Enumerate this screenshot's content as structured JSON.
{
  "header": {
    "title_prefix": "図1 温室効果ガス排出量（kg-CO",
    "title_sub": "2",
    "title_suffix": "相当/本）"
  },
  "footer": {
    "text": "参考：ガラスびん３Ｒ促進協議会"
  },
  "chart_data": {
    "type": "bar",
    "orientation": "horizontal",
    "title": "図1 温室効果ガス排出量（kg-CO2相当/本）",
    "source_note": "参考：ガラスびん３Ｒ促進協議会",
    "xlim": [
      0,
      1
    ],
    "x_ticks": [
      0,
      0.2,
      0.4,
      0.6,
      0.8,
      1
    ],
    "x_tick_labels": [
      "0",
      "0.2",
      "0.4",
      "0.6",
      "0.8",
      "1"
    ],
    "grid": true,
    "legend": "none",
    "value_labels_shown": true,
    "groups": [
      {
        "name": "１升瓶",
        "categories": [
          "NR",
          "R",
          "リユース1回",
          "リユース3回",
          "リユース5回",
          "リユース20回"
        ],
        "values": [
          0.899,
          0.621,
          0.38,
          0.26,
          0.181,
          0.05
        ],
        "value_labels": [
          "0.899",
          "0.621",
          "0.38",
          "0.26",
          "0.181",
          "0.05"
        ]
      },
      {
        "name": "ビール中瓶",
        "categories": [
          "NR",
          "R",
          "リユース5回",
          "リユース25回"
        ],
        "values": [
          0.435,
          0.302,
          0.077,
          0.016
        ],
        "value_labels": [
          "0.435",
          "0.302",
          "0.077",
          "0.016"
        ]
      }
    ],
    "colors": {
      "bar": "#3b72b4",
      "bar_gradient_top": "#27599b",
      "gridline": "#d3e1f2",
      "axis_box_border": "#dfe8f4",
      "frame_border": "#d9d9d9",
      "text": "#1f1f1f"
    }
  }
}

+ + + +

__Exercise goal__. Print the material above once more, exactly.

__Written solution__.
Enumerate this screenshot's content as structured JSON.
{
  "header": {
    "title_prefix": "図1 温室効果ガス排出量（kg-CO",
    "title_sub": "2",
    "title_suffix": "相当/本）"
  },
  "footer": {
    "text": "参考：ガラスびん３Ｒ促進協議会"
  },
  "chart_data": {
    "type": "bar",
    "orientation": "horizontal",
    "title": "図1 温室効果ガス排出量（kg-CO2相当/本）",
    "source_note": "参考：ガラスびん３Ｒ促進協議会",
    "xlim": [
      0,
      1
    ],
    "x_ticks": [
      0,
      0.2,
      0.4,
      0.6,
      0.8,
      1
    ],
    "x_tick_labels": [
      "0",
      "0.2",
      "0.4",
      "0.6",
      "0.8",
      "1"
    ],
    "grid": true,
    "legend": "none",
    "value_labels_shown": true,
    "groups": [
      {
        "name": "１升瓶",
        "categories": [
          "NR",
          "R",
          "リユース1回",
          "リユース3回",
          "リユース5回",
          "リユース20回"
        ],
        "values": [
          0.899,
          0.621,
          0.38,
          0.26,
          0.181,
          0.05
        ],
        "value_labels": [
          "0.899",
          "0.621",
          "0.38",
          "0.26",
          "0.181",
          "0.05"
        ]
      },
      {
        "name": "ビール中瓶",
        "categories": [
          "NR",
          "R",
          "リユース5回",
          "リユース25回"
        ],
        "values": [
          0.435,
          0.302,
          0.077,
          0.016
        ],
        "value_labels": [
          "0.435",
          "0.302",
          "0.077",
          "0.016"
        ]
      }
    ],
    "colors": {
      "bar": "#3b72b4",
      "bar_gradient_top": "#27599b",
      "gridline": "#d3e1f2",
      "axis_box_border": "#dfe8f4",
      "frame_border": "#d9d9d9",
      "text": "#1f1f1f"
    }
  }
}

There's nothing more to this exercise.